THE TASK.
Skip the pictures. Repeat everything else in the records word for word.

MATERIAL FOR THIS EXERCISE.
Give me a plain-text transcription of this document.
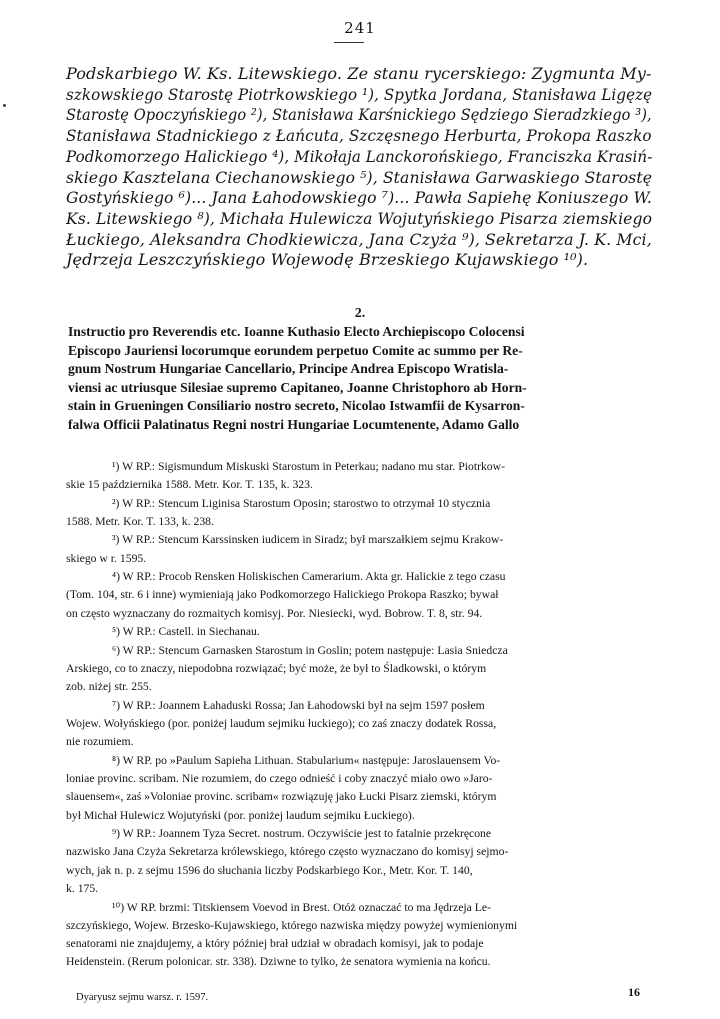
241
Podskarbiego W. Ks. Litewskiego. Ze stanu rycerskiego: Zygmunta My-
szkowskiego Starostę Piotrkowskiego ¹), Spytka Jordana, Stanisława Ligęzę
Starostę Opoczyńskiego ²), Stanisława Karśnickiego Sędziego Sieradzkiego ³),
Stanisława Stadnickiego z Łańcuta, Szczęsnego Herburta, Prokopa Raszko
Podkomorzego Halickiego ⁴), Mikołaja Lanckorońskiego, Franciszka Krasiń-
skiego Kasztelana Ciechanowskiego ⁵), Stanisława Garwaskiego Starostę
Gostyńskiego ⁶)... Jana Łahodowskiego ⁷)... Pawła Sapiehę Koniuszego W.
Ks. Litewskiego ⁸), Michała Hulewicza Wojutyńskiego Pisarza ziemskiego
Łuckiego, Aleksandra Chodkiewicza, Jana Czyża ⁹), Sekretarza J. K. Mci,
Jędrzeja Leszczyńskiego Wojewodę Brzeskiego Kujawskiego ¹⁰).
2.
Instructio pro Reverendis etc. Ioanne Kuthasio Electo Archiepiscopo Colocensi
Episcopo Jauriensi locorumque eorundem perpetuo Comite ac summo per Re-
gnum Nostrum Hungariae Cancellario, Principe Andrea Episcopo Wratisla-
viensi ac utriusque Silesiae supremo Capitaneo, Joanne Christophoro ab Horn-
stain in Grueningen Consiliario nostro secreto, Nicolao Istwamfii de Kysarron-
falwa Officii Palatinatus Regni nostri Hungariae Locumtenente, Adamo Gallo
¹) W RP.: Sigismundum Miskuski Starostum in Peterkau; nadano mu star. Piotrkow-
skie 15 października 1588. Metr. Kor. T. 135, k. 323.
²) W RP.: Stencum Liginisa Starostum Oposin; starostwo to otrzymał 10 stycznia
1588. Metr. Kor. T. 133, k. 238.
³) W RP.: Stencum Karssinsken iudicem in Siradz; był marszałkiem sejmu Krakow-
skiego w r. 1595.
⁴) W RP.: Procob Rensken Holiskischen Camerarium. Akta gr. Halickie z tego czasu
(Tom. 104, str. 6 i inne) wymieniają jako Podkomorzego Halickiego Prokopa Raszko; bywał
on często wyznaczany do rozmaitych komisyj. Por. Niesiecki, wyd. Bobrow. T. 8, str. 94.
⁵) W RP.: Castell. in Siechanau.
⁶) W RP.: Stencum Garnasken Starostum in Goslin; potem następuje: Lasia Sniedcza
Arskiego, co to znaczy, niepodobna rozwiązać; być może, że był to Śladkowski, o którym
zob. niżej str. 255.
⁷) W RP.: Joannem Łahaduski Rossa; Jan Łahodowski był na sejm 1597 posłem
Wojew. Wołyńskiego (por. poniżej laudum sejmiku łuckiego); co zaś znaczy dodatek Rossa,
nie rozumiem.
⁸) W RP. po »Paulum Sapieha Lithuan. Stabularium« następuje: Jaroslauensem Vo-
loniae provinc. scribam. Nie rozumiem, do czego odnieść i coby znaczyć miało owo »Jaro-
slauensem«, zaś »Voloniae provinc. scribam« rozwiązuję jako Łucki Pisarz ziemski, którym
był Michał Hulewicz Wojutyński (por. poniżej laudum sejmiku Łuckiego).
⁹) W RP.: Joannem Tyza Secret. nostrum. Oczywiście jest to fatalnie przekręcone
nazwisko Jana Czyża Sekretarza królewskiego, którego często wyznaczano do komisyj sejmo-
wych, jak n. p. z sejmu 1596 do słuchania liczby Podskarbiego Kor., Metr. Kor. T. 140,
k. 175.
¹⁰) W RP. brzmi: Titskiensem Voevod in Brest. Otóż oznaczać to ma Jędrzeja Le-
szczyńskiego, Wojew. Brzesko-Kujawskiego, którego nazwiska między powyżej wymienionymi
senatorami nie znajdujemy, a który później brał udział w obradach komisyi, jak to podaje
Heidenstein. (Rerum polonicar. str. 338). Dziwne to tylko, że senatora wymienia na końcu.
Dyaryusz sejmu warsz. r. 1597.	16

FULL OUTPUT.
Give me a plain-text transcription of this document.
241
Podskarbiego W. Ks. Litewskiego. Ze stanu rycerskiego: Zygmunta My-
szkowskiego Starostę Piotrkowskiego ¹), Spytka Jordana, Stanisława Ligęzę
Starostę Opoczyńskiego ²), Stanisława Karśnickiego Sędziego Sieradzkiego ³),
Stanisława Stadnickiego z Łańcuta, Szczęsnego Herburta, Prokopa Raszko
Podkomorzego Halickiego ⁴), Mikołaja Lanckorońskiego, Franciszka Krasiń-
skiego Kasztelana Ciechanowskiego ⁵), Stanisława Garwaskiego Starostę
Gostyńskiego ⁶)... Jana Łahodowskiego ⁷)... Pawła Sapiehę Koniuszego W.
Ks. Litewskiego ⁸), Michała Hulewicza Wojutyńskiego Pisarza ziemskiego
Łuckiego, Aleksandra Chodkiewicza, Jana Czyża ⁹), Sekretarza J. K. Mci,
Jędrzeja Leszczyńskiego Wojewodę Brzeskiego Kujawskiego ¹⁰).
2.
Instructio pro Reverendis etc. Ioanne Kuthasio Electo Archiepiscopo Colocensi
Episcopo Jauriensi locorumque eorundem perpetuo Comite ac summo per Re-
gnum Nostrum Hungariae Cancellario, Principe Andrea Episcopo Wratisla-
viensi ac utriusque Silesiae supremo Capitaneo, Joanne Christophoro ab Horn-
stain in Grueningen Consiliario nostro secreto, Nicolao Istwamfii de Kysarron-
falwa Officii Palatinatus Regni nostri Hungariae Locumtenente, Adamo Gallo
¹) W RP.: Sigismundum Miskuski Starostum in Peterkau; nadano mu star. Piotrkow-
skie 15 października 1588. Metr. Kor. T. 135, k. 323.
²) W RP.: Stencum Liginisa Starostum Oposin; starostwo to otrzymał 10 stycznia
1588. Metr. Kor. T. 133, k. 238.
³) W RP.: Stencum Karssinsken iudicem in Siradz; był marszałkiem sejmu Krakow-
skiego w r. 1595.
⁴) W RP.: Procob Rensken Holiskischen Camerarium. Akta gr. Halickie z tego czasu
(Tom. 104, str. 6 i inne) wymieniają jako Podkomorzego Halickiego Prokopa Raszko; bywał
on często wyznaczany do rozmaitych komisyj. Por. Niesiecki, wyd. Bobrow. T. 8, str. 94.
⁵) W RP.: Castell. in Siechanau.
⁶) W RP.: Stencum Garnasken Starostum in Goslin; potem następuje: Lasia Sniedcza
Arskiego, co to znaczy, niepodobna rozwiązać; być może, że był to Śladkowski, o którym
zob. niżej str. 255.
⁷) W RP.: Joannem Łahaduski Rossa; Jan Łahodowski był na sejm 1597 posłem
Wojew. Wołyńskiego (por. poniżej laudum sejmiku łuckiego); co zaś znaczy dodatek Rossa,
nie rozumiem.
⁸) W RP. po »Paulum Sapieha Lithuan. Stabularium« następuje: Jaroslauensem Vo-
loniae provinc. scribam. Nie rozumiem, do czego odnieść i coby znaczyć miało owo »Jaro-
slauensem«, zaś »Voloniae provinc. scribam« rozwiązuję jako Łucki Pisarz ziemski, którym
był Michał Hulewicz Wojutyński (por. poniżej laudum sejmiku Łuckiego).
⁹) W RP.: Joannem Tyza Secret. nostrum. Oczywiście jest to fatalnie przekręcone
nazwisko Jana Czyża Sekretarza królewskiego, którego często wyznaczano do komisyj sejmo-
wych, jak n. p. z sejmu 1596 do słuchania liczby Podskarbiego Kor., Metr. Kor. T. 140,
k. 175.
¹⁰) W RP. brzmi: Titskiensem Voevod in Brest. Otóż oznaczać to ma Jędrzeja Le-
szczyńskiego, Wojew. Brzesko-Kujawskiego, którego nazwiska między powyżej wymienionymi
senatorami nie znajdujemy, a który później brał udział w obradach komisyi, jak to podaje
Heidenstein. (Rerum polonicar. str. 338). Dziwne to tylko, że senatora wymienia na końcu.
Dyaryusz sejmu warsz. r. 1597.	16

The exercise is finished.